• [STATED GOAL]: Transcribe the records below exactly as they appear.

• [DATA FOR THIS EXERCISE]:
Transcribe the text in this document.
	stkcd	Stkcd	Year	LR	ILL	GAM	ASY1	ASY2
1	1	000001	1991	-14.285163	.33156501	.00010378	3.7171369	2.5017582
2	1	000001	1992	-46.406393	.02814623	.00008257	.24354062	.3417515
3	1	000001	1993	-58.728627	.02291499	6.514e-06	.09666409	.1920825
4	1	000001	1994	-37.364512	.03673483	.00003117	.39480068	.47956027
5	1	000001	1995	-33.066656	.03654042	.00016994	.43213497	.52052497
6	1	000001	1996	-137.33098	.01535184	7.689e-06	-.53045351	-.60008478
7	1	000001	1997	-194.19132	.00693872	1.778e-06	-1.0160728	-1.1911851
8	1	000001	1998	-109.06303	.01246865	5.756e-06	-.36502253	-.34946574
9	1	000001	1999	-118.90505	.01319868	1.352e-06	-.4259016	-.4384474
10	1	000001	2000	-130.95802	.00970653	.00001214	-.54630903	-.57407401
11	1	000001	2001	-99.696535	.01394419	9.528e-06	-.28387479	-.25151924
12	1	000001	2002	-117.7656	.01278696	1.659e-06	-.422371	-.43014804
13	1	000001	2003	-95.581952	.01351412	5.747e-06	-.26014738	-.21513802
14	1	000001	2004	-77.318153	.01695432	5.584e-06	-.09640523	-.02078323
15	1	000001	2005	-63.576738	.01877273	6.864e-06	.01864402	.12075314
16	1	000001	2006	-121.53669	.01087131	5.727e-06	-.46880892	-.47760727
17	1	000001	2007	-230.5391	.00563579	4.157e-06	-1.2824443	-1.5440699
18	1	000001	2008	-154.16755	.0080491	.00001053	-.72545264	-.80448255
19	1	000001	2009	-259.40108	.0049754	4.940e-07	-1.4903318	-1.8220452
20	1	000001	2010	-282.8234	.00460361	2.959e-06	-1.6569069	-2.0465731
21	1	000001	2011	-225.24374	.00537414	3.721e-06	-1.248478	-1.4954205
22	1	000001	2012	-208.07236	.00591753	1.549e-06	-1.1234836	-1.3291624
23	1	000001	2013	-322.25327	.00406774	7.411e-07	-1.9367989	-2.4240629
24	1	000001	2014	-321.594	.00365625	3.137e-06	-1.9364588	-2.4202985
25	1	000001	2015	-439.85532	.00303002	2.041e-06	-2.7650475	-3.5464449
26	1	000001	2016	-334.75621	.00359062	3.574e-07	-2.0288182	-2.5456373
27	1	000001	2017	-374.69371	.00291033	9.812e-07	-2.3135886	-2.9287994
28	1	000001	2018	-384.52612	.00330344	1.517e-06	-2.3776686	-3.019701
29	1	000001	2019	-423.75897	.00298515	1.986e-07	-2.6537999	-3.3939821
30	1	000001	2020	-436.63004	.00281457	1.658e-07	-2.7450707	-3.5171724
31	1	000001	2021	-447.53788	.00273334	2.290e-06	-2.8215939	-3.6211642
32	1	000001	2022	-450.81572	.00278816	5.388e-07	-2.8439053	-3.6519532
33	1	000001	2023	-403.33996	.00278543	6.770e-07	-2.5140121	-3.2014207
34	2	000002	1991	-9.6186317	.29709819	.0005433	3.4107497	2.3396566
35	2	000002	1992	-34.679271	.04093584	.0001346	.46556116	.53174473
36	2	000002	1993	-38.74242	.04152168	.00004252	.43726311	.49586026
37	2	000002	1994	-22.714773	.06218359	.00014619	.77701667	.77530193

• [RESPONSE FOR THIS EXERCISE]:
Transcribe the text in this document.
	stkcd	Stkcd	Year	LR	ILL	GAM	ASY1	ASY2
1	1	000001	1991	-14.285163	.33156501	.00010378	3.7171369	2.5017582
2	1	000001	1992	-46.406393	.02814623	.00008257	.24354062	.3417515
3	1	000001	1993	-58.728627	.02291499	6.514e-06	.09666409	.1920825
4	1	000001	1994	-37.364512	.03673483	.00003117	.39480068	.47956027
5	1	000001	1995	-33.066656	.03654042	.00016994	.43213497	.52052497
6	1	000001	1996	-137.33098	.01535184	7.689e-06	-.53045351	-.60008478
7	1	000001	1997	-194.19132	.00693872	1.778e-06	-1.0160728	-1.1911851
8	1	000001	1998	-109.06303	.01246865	5.756e-06	-.36502253	-.34946574
9	1	000001	1999	-118.90505	.01319868	1.352e-06	-.4259016	-.4384474
10	1	000001	2000	-130.95802	.00970653	.00001214	-.54630903	-.57407401
11	1	000001	2001	-99.696535	.01394419	9.528e-06	-.28387479	-.25151924
12	1	000001	2002	-117.7656	.01278696	1.659e-06	-.422371	-.43014804
13	1	000001	2003	-95.581952	.01351412	5.747e-06	-.26014738	-.21513802
14	1	000001	2004	-77.318153	.01695432	5.584e-06	-.09640523	-.02078323
15	1	000001	2005	-63.576738	.01877273	6.864e-06	.01864402	.12075314
16	1	000001	2006	-121.53669	.01087131	5.727e-06	-.46880892	-.47760727
17	1	000001	2007	-230.5391	.00563579	4.157e-06	-1.2824443	-1.5440699
18	1	000001	2008	-154.16755	.0080491	.00001053	-.72545264	-.80448255
19	1	000001	2009	-259.40108	.0049754	4.940e-07	-1.4903318	-1.8220452
20	1	000001	2010	-282.8234	.00460361	2.959e-06	-1.6569069	-2.0465731
21	1	000001	2011	-225.24374	.00537414	3.721e-06	-1.248478	-1.4954205
22	1	000001	2012	-208.07236	.00591753	1.549e-06	-1.1234836	-1.3291624
23	1	000001	2013	-322.25327	.00406774	7.411e-07	-1.9367989	-2.4240629
24	1	000001	2014	-321.594	.00365625	3.137e-06	-1.9364588	-2.4202985
25	1	000001	2015	-439.85532	.00303002	2.041e-06	-2.7650475	-3.5464449
26	1	000001	2016	-334.75621	.00359062	3.574e-07	-2.0288182	-2.5456373
27	1	000001	2017	-374.69371	.00291033	9.812e-07	-2.3135886	-2.9287994
28	1	000001	2018	-384.52612	.00330344	1.517e-06	-2.3776686	-3.019701
29	1	000001	2019	-423.75897	.00298515	1.986e-07	-2.6537999	-3.3939821
30	1	000001	2020	-436.63004	.00281457	1.658e-07	-2.7450707	-3.5171724
31	1	000001	2021	-447.53788	.00273334	2.290e-06	-2.8215939	-3.6211642
32	1	000001	2022	-450.81572	.00278816	5.388e-07	-2.8439053	-3.6519532
33	1	000001	2023	-403.33996	.00278543	6.770e-07	-2.5140121	-3.2014207
34	2	000002	1991	-9.6186317	.29709819	.0005433	3.4107497	2.3396566
35	2	000002	1992	-34.679271	.04093584	.0001346	.46556116	.53174473
36	2	000002	1993	-38.74242	.04152168	.00004252	.43726311	.49586026
37	2	000002	1994	-22.714773	.06218359	.00014619	.77701667	.77530193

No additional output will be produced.